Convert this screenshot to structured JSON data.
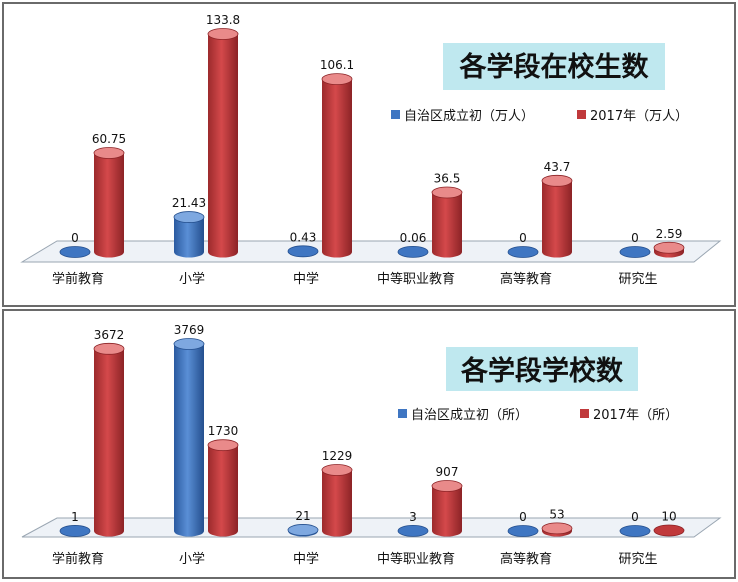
{
  "colors": {
    "series_blue": "#3f76c2",
    "series_blue_top": "#7ea8e0",
    "series_red": "#c0393b",
    "series_red_top": "#e98a8a",
    "title_bg": "#bfe8ef"
  },
  "chart_data": [
    {
      "type": "bar",
      "title": "各学段在校生数",
      "categories": [
        "学前教育",
        "小学",
        "中学",
        "中等职业教育",
        "高等教育",
        "研究生"
      ],
      "series": [
        {
          "name": "自治区成立初（万人）",
          "values": [
            0,
            21.43,
            0.43,
            0.06,
            0,
            0
          ],
          "labels": [
            "0",
            "21.43",
            "0.43",
            "0.06",
            "0",
            "0"
          ]
        },
        {
          "name": "2017年（万人）",
          "values": [
            60.75,
            133.8,
            106.1,
            36.5,
            43.7,
            2.59
          ],
          "labels": [
            "60.75",
            "133.8",
            "106.1",
            "36.5",
            "43.7",
            "2.59"
          ]
        }
      ],
      "ylim": [
        0,
        133.8
      ],
      "legend": "top-right",
      "grid": false
    },
    {
      "type": "bar",
      "title": "各学段学校数",
      "categories": [
        "学前教育",
        "小学",
        "中学",
        "中等职业教育",
        "高等教育",
        "研究生"
      ],
      "series": [
        {
          "name": "自治区成立初（所）",
          "values": [
            1,
            3769,
            21,
            3,
            0,
            0
          ],
          "labels": [
            "1",
            "3769",
            "21",
            "3",
            "0",
            "0"
          ]
        },
        {
          "name": "2017年（所）",
          "values": [
            3672,
            1730,
            1229,
            907,
            53,
            10
          ],
          "labels": [
            "3672",
            "1730",
            "1229",
            "907",
            "53",
            "10"
          ]
        }
      ],
      "ylim": [
        0,
        3769
      ],
      "legend": "top-right",
      "grid": false
    }
  ]
}
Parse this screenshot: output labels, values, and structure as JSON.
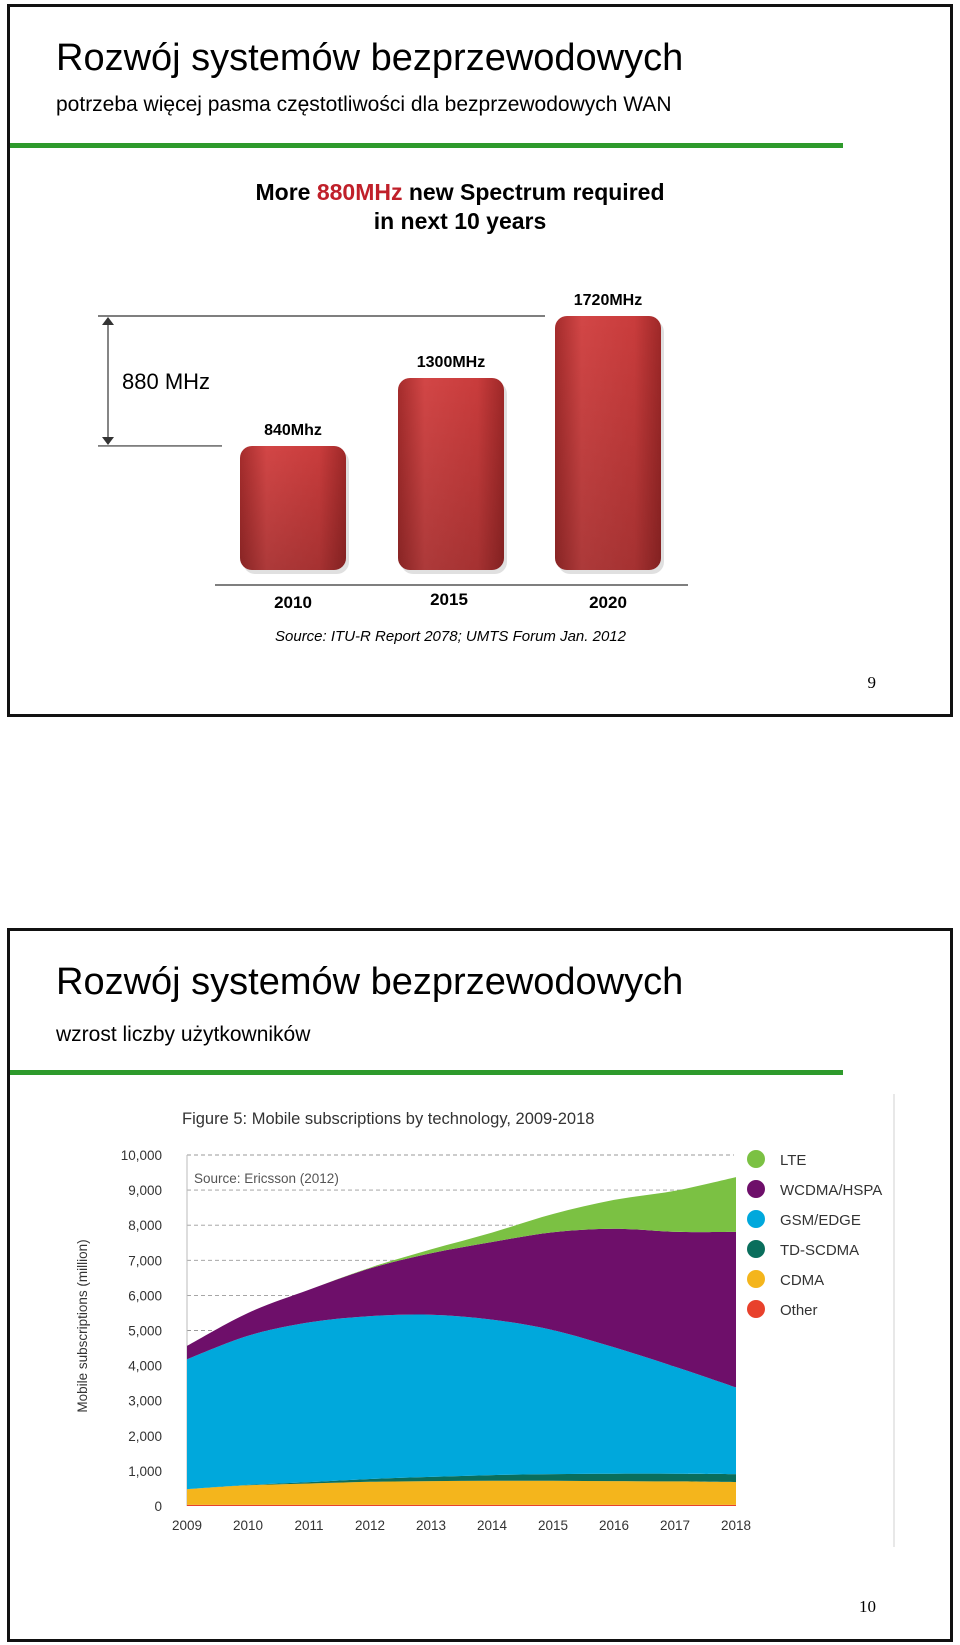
{
  "slides": [
    {
      "title": "Rozwój systemów bezprzewodowych",
      "subtitle": "potrzeba więcej pasma częstotliwości dla bezprzewodowych WAN",
      "page_number": "9"
    },
    {
      "title": "Rozwój systemów bezprzewodowych",
      "subtitle": "wzrost liczby użytkowników",
      "page_number": "10"
    }
  ],
  "colors": {
    "accent_green_rule": "#2e9a2c",
    "bar_red": "#c93c3c",
    "headline_highlight": "#c0202a"
  },
  "chart_data": [
    {
      "type": "bar",
      "title_parts": [
        "More ",
        "880MHz",
        " new Spectrum required"
      ],
      "title_line2": "in next 10 years",
      "categories": [
        "2010",
        "2015",
        "2020"
      ],
      "values": [
        840,
        1300,
        1720
      ],
      "value_labels": [
        "840Mhz",
        "1300MHz",
        "1720MHz"
      ],
      "annotation": "880 MHz",
      "source": "Source: ITU-R Report 2078; UMTS Forum Jan. 2012",
      "ylim": [
        0,
        1720
      ],
      "grid": false,
      "legend": "none"
    },
    {
      "type": "area",
      "title": "Figure 5: Mobile subscriptions by technology, 2009-2018",
      "source": "Source: Ericsson (2012)",
      "ylabel": "Mobile subscriptions (million)",
      "x": [
        "2009",
        "2010",
        "2011",
        "2012",
        "2013",
        "2014",
        "2015",
        "2016",
        "2017",
        "2018"
      ],
      "y_ticks": [
        "0",
        "1,000",
        "2,000",
        "3,000",
        "4,000",
        "5,000",
        "6,000",
        "7,000",
        "8,000",
        "9,000",
        "10,000"
      ],
      "ylim": [
        0,
        10000
      ],
      "grid": "dashed-horizontal",
      "legend": "right",
      "stacked": true,
      "series": [
        {
          "name": "Other",
          "color": "#e8412c",
          "values": [
            30,
            30,
            30,
            30,
            30,
            30,
            30,
            30,
            30,
            30
          ]
        },
        {
          "name": "CDMA",
          "color": "#f4b51c",
          "values": [
            450,
            560,
            610,
            660,
            680,
            690,
            690,
            680,
            670,
            650
          ]
        },
        {
          "name": "TD-SCDMA",
          "color": "#0a6e5c",
          "values": [
            0,
            10,
            40,
            80,
            120,
            160,
            190,
            210,
            220,
            230
          ]
        },
        {
          "name": "GSM/EDGE",
          "color": "#00a8dc",
          "values": [
            3700,
            4250,
            4550,
            4640,
            4620,
            4430,
            4100,
            3600,
            3050,
            2470
          ]
        },
        {
          "name": "WCDMA/HSPA",
          "color": "#6e0f6a",
          "values": [
            380,
            650,
            930,
            1360,
            1750,
            2210,
            2790,
            3380,
            3840,
            4430
          ]
        },
        {
          "name": "LTE",
          "color": "#7bc143",
          "values": [
            0,
            0,
            0,
            20,
            110,
            270,
            520,
            820,
            1170,
            1560
          ]
        }
      ]
    }
  ]
}
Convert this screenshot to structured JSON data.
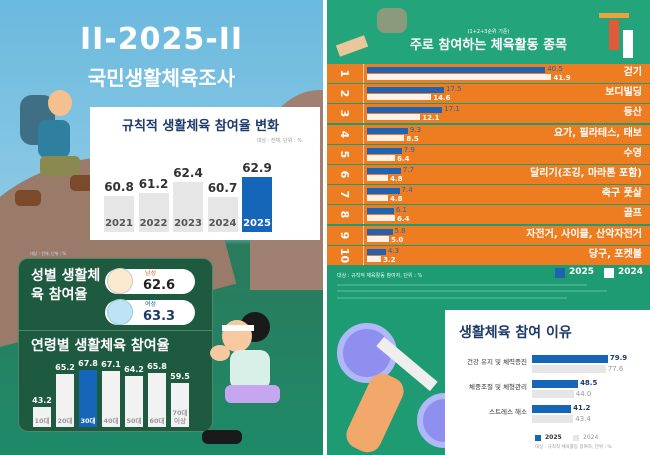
{
  "header": {
    "title_year": "II-2025-II",
    "title": "국민생활체육조사"
  },
  "chart_data": [
    {
      "type": "bar",
      "title": "규칙적 생활체육 참여율 변화",
      "note": "대상 : 전체, 단위 : %",
      "categories": [
        "2021",
        "2022",
        "2023",
        "2024",
        "2025"
      ],
      "values": [
        60.8,
        61.2,
        62.4,
        60.7,
        62.9
      ],
      "highlight": "2025",
      "colors": {
        "highlight": "#1565b8",
        "default": "#e6e6e6"
      }
    },
    {
      "type": "table",
      "title": "성별 생활체육 참여율",
      "note": "대상 : 전체, 단위 : %",
      "categories": [
        "남성",
        "여성"
      ],
      "values": [
        62.6,
        63.3
      ]
    },
    {
      "type": "bar",
      "title": "연령별 생활체육 참여율",
      "categories": [
        "10대",
        "20대",
        "30대",
        "40대",
        "50대",
        "60대",
        "70대 이상"
      ],
      "values": [
        43.2,
        65.2,
        67.8,
        67.1,
        64.2,
        65.8,
        59.5
      ],
      "highlight": "30대"
    },
    {
      "type": "bar",
      "orientation": "horizontal",
      "subtitle": "(1+2+3순위 기준)",
      "title": "주로 참여하는 체육활동 종목",
      "ranks": [
        "1",
        "2",
        "3",
        "4",
        "5",
        "6",
        "7",
        "8",
        "9",
        "10"
      ],
      "categories": [
        "걷기",
        "보디빌딩",
        "등산",
        "요가, 필라테스, 태보",
        "수영",
        "달리기(조깅, 마라톤 포함)",
        "축구 풋살",
        "골프",
        "자전거, 사이클, 산악자전거",
        "당구, 포켓볼"
      ],
      "series": [
        {
          "name": "2025",
          "values": [
            40.5,
            17.5,
            17.1,
            9.3,
            7.9,
            7.7,
            7.4,
            6.1,
            5.8,
            4.3
          ],
          "color": "#1f64b4"
        },
        {
          "name": "2024",
          "values": [
            41.9,
            14.6,
            12.1,
            8.5,
            6.4,
            4.8,
            4.8,
            6.4,
            5.0,
            3.2
          ],
          "color": "#ffffff"
        }
      ],
      "note": "대상 : 규칙적 체육활동 참여자, 단위 : %",
      "legend": "bottom-right"
    },
    {
      "type": "bar",
      "orientation": "horizontal",
      "title": "생활체육 참여 이유",
      "categories": [
        "건강 유지 및 체력증진",
        "체중조절 및 체형관리",
        "스트레스 해소"
      ],
      "series": [
        {
          "name": "2025",
          "values": [
            79.9,
            48.5,
            41.2
          ],
          "color": "#1565b8"
        },
        {
          "name": "2024",
          "values": [
            77.6,
            44.0,
            43.4
          ],
          "color": "#e6e6e6"
        }
      ],
      "note": "대상 : 규칙적 체육활동 참여자, 단위 : %",
      "legend": "bottom"
    }
  ]
}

════

• _Set task_:
Return the listing above in full and without alteration, excluding its pictures.

• _Solution for this exercise_:
Convert this screenshot to structured JSON data.
{
  "colors": {
    "series_blue": "#3f76c2",
    "series_blue_top": "#7ea8e0",
    "series_red": "#c0393b",
    "series_red_top": "#e98a8a",
    "title_bg": "#bfe8ef"
  },
  "chart_data": [
    {
      "type": "bar",
      "title": "各学段在校生数",
      "categories": [
        "学前教育",
        "小学",
        "中学",
        "中等职业教育",
        "高等教育",
        "研究生"
      ],
      "series": [
        {
          "name": "自治区成立初（万人）",
          "values": [
            0,
            21.43,
            0.43,
            0.06,
            0,
            0
          ],
          "labels": [
            "0",
            "21.43",
            "0.43",
            "0.06",
            "0",
            "0"
          ]
        },
        {
          "name": "2017年（万人）",
          "values": [
            60.75,
            133.8,
            106.1,
            36.5,
            43.7,
            2.59
          ],
          "labels": [
            "60.75",
            "133.8",
            "106.1",
            "36.5",
            "43.7",
            "2.59"
          ]
        }
      ],
      "ylim": [
        0,
        133.8
      ],
      "legend": "top-right",
      "grid": false
    },
    {
      "type": "bar",
      "title": "各学段学校数",
      "categories": [
        "学前教育",
        "小学",
        "中学",
        "中等职业教育",
        "高等教育",
        "研究生"
      ],
      "series": [
        {
          "name": "自治区成立初（所）",
          "values": [
            1,
            3769,
            21,
            3,
            0,
            0
          ],
          "labels": [
            "1",
            "3769",
            "21",
            "3",
            "0",
            "0"
          ]
        },
        {
          "name": "2017年（所）",
          "values": [
            3672,
            1730,
            1229,
            907,
            53,
            10
          ],
          "labels": [
            "3672",
            "1730",
            "1229",
            "907",
            "53",
            "10"
          ]
        }
      ],
      "ylim": [
        0,
        3769
      ],
      "legend": "top-right",
      "grid": false
    }
  ]
}
Parse this screenshot: output labels, values, and structure as JSON.
{
  "slides": [
    {
      "title": "Rozwój systemów bezprzewodowych",
      "subtitle": "potrzeba więcej pasma częstotliwości dla bezprzewodowych WAN",
      "page_number": "9"
    },
    {
      "title": "Rozwój systemów bezprzewodowych",
      "subtitle": "wzrost liczby użytkowników",
      "page_number": "10"
    }
  ],
  "colors": {
    "accent_green_rule": "#2e9a2c",
    "bar_red": "#c93c3c",
    "headline_highlight": "#c0202a"
  },
  "chart_data": [
    {
      "type": "bar",
      "title_parts": [
        "More ",
        "880MHz",
        " new Spectrum required"
      ],
      "title_line2": "in next 10 years",
      "categories": [
        "2010",
        "2015",
        "2020"
      ],
      "values": [
        840,
        1300,
        1720
      ],
      "value_labels": [
        "840Mhz",
        "1300MHz",
        "1720MHz"
      ],
      "annotation": "880 MHz",
      "source": "Source: ITU-R Report 2078; UMTS Forum Jan. 2012",
      "ylim": [
        0,
        1720
      ],
      "grid": false,
      "legend": "none"
    },
    {
      "type": "area",
      "title": "Figure 5: Mobile subscriptions by technology, 2009-2018",
      "source": "Source: Ericsson (2012)",
      "ylabel": "Mobile subscriptions (million)",
      "x": [
        "2009",
        "2010",
        "2011",
        "2012",
        "2013",
        "2014",
        "2015",
        "2016",
        "2017",
        "2018"
      ],
      "y_ticks": [
        "0",
        "1,000",
        "2,000",
        "3,000",
        "4,000",
        "5,000",
        "6,000",
        "7,000",
        "8,000",
        "9,000",
        "10,000"
      ],
      "ylim": [
        0,
        10000
      ],
      "grid": "dashed-horizontal",
      "legend": "right",
      "stacked": true,
      "series": [
        {
          "name": "Other",
          "color": "#e8412c",
          "values": [
            30,
            30,
            30,
            30,
            30,
            30,
            30,
            30,
            30,
            30
          ]
        },
        {
          "name": "CDMA",
          "color": "#f4b51c",
          "values": [
            450,
            560,
            610,
            660,
            680,
            690,
            690,
            680,
            670,
            650
          ]
        },
        {
          "name": "TD-SCDMA",
          "color": "#0a6e5c",
          "values": [
            0,
            10,
            40,
            80,
            120,
            160,
            190,
            210,
            220,
            230
          ]
        },
        {
          "name": "GSM/EDGE",
          "color": "#00a8dc",
          "values": [
            3700,
            4250,
            4550,
            4640,
            4620,
            4430,
            4100,
            3600,
            3050,
            2470
          ]
        },
        {
          "name": "WCDMA/HSPA",
          "color": "#6e0f6a",
          "values": [
            380,
            650,
            930,
            1360,
            1750,
            2210,
            2790,
            3380,
            3840,
            4430
          ]
        },
        {
          "name": "LTE",
          "color": "#7bc143",
          "values": [
            0,
            0,
            0,
            20,
            110,
            270,
            520,
            820,
            1170,
            1560
          ]
        }
      ]
    }
  ]
}
Convert this screenshot to structured JSON data.
{
  "header": {
    "title_year": "II-2025-II",
    "title": "국민생활체육조사"
  },
  "chart_data": [
    {
      "type": "bar",
      "title": "규칙적 생활체육 참여율 변화",
      "note": "대상 : 전체, 단위 : %",
      "categories": [
        "2021",
        "2022",
        "2023",
        "2024",
        "2025"
      ],
      "values": [
        60.8,
        61.2,
        62.4,
        60.7,
        62.9
      ],
      "highlight": "2025",
      "colors": {
        "highlight": "#1565b8",
        "default": "#e6e6e6"
      }
    },
    {
      "type": "table",
      "title": "성별 생활체육 참여율",
      "note": "대상 : 전체, 단위 : %",
      "categories": [
        "남성",
        "여성"
      ],
      "values": [
        62.6,
        63.3
      ]
    },
    {
      "type": "bar",
      "title": "연령별 생활체육 참여율",
      "categories": [
        "10대",
        "20대",
        "30대",
        "40대",
        "50대",
        "60대",
        "70대 이상"
      ],
      "values": [
        43.2,
        65.2,
        67.8,
        67.1,
        64.2,
        65.8,
        59.5
      ],
      "highlight": "30대"
    },
    {
      "type": "bar",
      "orientation": "horizontal",
      "subtitle": "(1+2+3순위 기준)",
      "title": "주로 참여하는 체육활동 종목",
      "ranks": [
        "1",
        "2",
        "3",
        "4",
        "5",
        "6",
        "7",
        "8",
        "9",
        "10"
      ],
      "categories": [
        "걷기",
        "보디빌딩",
        "등산",
        "요가, 필라테스, 태보",
        "수영",
        "달리기(조깅, 마라톤 포함)",
        "축구 풋살",
        "골프",
        "자전거, 사이클, 산악자전거",
        "당구, 포켓볼"
      ],
      "series": [
        {
          "name": "2025",
          "values": [
            40.5,
            17.5,
            17.1,
            9.3,
            7.9,
            7.7,
            7.4,
            6.1,
            5.8,
            4.3
          ],
          "color": "#1f64b4"
        },
        {
          "name": "2024",
          "values": [
            41.9,
            14.6,
            12.1,
            8.5,
            6.4,
            4.8,
            4.8,
            6.4,
            5.0,
            3.2
          ],
          "color": "#ffffff"
        }
      ],
      "note": "대상 : 규칙적 체육활동 참여자, 단위 : %",
      "legend": "bottom-right"
    },
    {
      "type": "bar",
      "orientation": "horizontal",
      "title": "생활체육 참여 이유",
      "categories": [
        "건강 유지 및 체력증진",
        "체중조절 및 체형관리",
        "스트레스 해소"
      ],
      "series": [
        {
          "name": "2025",
          "values": [
            79.9,
            48.5,
            41.2
          ],
          "color": "#1565b8"
        },
        {
          "name": "2024",
          "values": [
            77.6,
            44.0,
            43.4
          ],
          "color": "#e6e6e6"
        }
      ],
      "note": "대상 : 규칙적 체육활동 참여자, 단위 : %",
      "legend": "bottom"
    }
  ]
}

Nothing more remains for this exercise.